● TASK DIRECTIONS
Where a line holds the word "Hispanic", copy that line.

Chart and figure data
####

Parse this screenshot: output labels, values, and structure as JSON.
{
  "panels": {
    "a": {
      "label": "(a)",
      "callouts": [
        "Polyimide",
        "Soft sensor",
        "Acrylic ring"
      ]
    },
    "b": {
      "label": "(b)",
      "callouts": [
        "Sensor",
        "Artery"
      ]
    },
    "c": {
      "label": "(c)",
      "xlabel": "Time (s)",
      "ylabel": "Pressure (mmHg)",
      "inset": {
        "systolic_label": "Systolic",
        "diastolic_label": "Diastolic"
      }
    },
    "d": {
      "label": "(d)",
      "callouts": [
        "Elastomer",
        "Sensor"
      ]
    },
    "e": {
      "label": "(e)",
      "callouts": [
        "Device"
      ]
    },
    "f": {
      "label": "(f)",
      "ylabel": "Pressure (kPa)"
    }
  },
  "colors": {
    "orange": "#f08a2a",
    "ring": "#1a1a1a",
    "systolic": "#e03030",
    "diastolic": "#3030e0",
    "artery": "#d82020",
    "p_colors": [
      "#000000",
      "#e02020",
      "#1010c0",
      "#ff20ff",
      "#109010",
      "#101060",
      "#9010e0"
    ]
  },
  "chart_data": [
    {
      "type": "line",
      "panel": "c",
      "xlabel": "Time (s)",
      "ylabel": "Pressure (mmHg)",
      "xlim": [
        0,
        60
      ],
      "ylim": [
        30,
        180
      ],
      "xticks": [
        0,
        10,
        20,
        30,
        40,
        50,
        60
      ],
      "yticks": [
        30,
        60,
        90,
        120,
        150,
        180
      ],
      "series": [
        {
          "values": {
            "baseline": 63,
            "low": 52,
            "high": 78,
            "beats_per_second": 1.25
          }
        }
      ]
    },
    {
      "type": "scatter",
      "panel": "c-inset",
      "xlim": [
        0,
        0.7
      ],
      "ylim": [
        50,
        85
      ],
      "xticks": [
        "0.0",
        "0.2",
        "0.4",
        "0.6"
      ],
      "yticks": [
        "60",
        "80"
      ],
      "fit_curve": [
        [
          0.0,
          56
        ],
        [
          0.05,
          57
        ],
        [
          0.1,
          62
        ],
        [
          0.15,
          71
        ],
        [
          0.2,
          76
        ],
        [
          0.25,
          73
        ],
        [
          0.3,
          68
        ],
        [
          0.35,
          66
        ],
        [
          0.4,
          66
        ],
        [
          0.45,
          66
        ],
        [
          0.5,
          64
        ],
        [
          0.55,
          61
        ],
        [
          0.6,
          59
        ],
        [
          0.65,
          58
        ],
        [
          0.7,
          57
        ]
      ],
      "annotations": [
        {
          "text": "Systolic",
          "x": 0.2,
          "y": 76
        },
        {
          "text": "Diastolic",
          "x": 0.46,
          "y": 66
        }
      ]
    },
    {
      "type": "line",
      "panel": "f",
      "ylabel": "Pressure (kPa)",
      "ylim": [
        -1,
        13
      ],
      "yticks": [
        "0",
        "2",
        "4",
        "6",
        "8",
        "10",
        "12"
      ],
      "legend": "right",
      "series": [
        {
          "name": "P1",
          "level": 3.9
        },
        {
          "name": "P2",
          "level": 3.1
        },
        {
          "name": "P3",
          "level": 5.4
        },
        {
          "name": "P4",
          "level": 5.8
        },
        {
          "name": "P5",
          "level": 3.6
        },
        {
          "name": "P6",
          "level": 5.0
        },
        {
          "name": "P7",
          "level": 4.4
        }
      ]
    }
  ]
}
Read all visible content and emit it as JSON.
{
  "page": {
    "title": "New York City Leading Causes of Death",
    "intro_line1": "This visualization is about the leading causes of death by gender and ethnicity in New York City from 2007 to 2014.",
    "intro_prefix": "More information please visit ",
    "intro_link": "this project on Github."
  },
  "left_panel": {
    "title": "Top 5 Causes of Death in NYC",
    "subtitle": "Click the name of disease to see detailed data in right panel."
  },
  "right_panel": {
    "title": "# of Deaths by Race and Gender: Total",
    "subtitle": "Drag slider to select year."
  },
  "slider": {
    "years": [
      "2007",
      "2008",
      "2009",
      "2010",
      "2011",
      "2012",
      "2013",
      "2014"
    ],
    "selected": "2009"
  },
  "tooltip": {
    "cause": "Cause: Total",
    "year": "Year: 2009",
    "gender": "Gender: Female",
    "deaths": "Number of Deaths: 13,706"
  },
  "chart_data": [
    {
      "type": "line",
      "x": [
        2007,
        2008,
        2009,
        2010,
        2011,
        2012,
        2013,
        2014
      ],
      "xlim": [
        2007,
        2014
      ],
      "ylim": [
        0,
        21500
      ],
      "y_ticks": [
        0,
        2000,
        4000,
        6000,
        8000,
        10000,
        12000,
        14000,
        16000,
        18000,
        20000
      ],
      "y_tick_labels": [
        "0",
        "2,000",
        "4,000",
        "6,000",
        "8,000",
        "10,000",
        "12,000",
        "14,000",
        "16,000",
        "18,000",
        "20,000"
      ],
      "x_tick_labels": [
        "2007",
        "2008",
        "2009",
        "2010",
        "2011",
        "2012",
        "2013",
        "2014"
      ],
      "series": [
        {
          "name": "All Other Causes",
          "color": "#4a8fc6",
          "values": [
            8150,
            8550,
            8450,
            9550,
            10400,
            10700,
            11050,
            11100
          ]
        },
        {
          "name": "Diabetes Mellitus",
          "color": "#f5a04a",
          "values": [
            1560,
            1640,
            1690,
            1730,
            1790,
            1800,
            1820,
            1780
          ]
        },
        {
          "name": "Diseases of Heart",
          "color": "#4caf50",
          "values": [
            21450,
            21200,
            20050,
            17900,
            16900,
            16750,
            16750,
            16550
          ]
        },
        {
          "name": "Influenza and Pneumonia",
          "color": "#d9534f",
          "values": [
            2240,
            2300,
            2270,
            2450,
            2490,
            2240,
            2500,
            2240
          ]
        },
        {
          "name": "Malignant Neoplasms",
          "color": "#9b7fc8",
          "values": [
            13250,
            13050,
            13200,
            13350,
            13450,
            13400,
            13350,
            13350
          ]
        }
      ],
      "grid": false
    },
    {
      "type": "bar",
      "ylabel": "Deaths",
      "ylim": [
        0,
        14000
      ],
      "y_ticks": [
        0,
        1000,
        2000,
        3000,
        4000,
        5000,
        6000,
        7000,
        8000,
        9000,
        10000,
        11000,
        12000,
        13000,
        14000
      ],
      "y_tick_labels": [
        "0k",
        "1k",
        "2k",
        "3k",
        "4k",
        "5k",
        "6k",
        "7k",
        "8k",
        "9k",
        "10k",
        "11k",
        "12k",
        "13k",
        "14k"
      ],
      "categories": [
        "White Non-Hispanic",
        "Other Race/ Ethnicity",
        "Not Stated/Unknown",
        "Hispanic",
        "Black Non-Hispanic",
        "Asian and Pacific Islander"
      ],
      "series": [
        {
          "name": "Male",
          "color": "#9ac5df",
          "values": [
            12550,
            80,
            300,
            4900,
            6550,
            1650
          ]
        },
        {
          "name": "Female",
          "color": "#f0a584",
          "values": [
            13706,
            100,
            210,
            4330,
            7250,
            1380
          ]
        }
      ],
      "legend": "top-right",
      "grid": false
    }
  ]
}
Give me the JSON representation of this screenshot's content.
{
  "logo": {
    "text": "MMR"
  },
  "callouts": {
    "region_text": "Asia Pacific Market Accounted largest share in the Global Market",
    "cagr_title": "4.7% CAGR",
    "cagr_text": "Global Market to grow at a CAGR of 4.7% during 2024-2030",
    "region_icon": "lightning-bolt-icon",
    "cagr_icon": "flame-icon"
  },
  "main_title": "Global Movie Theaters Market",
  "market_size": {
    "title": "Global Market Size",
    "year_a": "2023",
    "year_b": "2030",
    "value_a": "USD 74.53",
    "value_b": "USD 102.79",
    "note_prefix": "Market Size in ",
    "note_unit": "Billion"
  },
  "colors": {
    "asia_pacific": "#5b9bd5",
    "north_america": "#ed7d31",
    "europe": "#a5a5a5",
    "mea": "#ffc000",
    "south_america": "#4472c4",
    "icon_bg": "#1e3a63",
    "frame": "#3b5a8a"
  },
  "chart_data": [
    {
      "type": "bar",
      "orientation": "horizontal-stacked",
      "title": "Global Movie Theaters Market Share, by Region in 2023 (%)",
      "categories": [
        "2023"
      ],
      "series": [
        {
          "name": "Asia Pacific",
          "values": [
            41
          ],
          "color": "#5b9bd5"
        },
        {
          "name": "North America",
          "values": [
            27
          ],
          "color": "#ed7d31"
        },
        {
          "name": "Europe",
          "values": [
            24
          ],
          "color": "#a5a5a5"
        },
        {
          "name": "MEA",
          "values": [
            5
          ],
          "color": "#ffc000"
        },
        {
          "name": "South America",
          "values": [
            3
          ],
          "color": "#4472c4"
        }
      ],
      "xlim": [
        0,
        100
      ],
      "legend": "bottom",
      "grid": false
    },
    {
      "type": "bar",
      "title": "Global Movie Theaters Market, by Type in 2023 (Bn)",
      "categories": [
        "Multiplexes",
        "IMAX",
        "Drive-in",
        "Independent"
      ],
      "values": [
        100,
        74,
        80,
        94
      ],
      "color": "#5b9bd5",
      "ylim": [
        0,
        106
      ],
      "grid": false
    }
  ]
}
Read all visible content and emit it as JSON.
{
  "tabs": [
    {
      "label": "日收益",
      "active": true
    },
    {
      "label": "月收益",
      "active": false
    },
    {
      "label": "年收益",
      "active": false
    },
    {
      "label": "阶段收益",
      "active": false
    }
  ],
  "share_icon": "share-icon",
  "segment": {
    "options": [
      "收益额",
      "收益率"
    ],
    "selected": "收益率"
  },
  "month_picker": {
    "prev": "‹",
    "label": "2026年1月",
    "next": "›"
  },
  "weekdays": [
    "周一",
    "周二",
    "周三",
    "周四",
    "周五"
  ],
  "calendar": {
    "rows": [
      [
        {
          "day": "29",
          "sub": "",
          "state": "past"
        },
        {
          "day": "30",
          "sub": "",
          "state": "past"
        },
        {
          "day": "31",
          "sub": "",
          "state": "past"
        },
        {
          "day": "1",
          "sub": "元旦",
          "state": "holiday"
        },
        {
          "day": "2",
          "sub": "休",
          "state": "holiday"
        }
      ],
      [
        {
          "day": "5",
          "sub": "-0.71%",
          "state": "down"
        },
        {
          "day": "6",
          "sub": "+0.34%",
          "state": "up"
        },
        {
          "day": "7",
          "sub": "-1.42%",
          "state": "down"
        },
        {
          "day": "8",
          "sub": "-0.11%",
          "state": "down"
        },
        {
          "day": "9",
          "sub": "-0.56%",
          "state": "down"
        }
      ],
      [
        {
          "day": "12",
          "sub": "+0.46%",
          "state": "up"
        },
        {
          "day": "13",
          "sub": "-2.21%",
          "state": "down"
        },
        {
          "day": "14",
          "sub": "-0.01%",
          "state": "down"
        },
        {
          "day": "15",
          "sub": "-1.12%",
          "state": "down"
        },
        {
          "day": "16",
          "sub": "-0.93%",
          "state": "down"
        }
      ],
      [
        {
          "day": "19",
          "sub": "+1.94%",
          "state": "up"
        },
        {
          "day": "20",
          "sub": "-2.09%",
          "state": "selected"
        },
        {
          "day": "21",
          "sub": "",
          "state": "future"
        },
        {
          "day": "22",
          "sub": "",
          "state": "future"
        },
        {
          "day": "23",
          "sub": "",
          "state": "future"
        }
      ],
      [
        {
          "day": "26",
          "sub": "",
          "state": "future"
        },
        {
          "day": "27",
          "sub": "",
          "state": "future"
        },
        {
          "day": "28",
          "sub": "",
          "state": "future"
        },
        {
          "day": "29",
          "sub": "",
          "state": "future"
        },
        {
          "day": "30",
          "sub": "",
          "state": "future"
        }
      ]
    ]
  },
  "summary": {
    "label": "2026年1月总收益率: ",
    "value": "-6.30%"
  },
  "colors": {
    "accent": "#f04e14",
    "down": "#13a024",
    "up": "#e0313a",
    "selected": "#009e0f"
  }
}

####

● IN RESPONSE
        "White Non-Hispanic",
        "Hispanic",
        "Black Non-Hispanic",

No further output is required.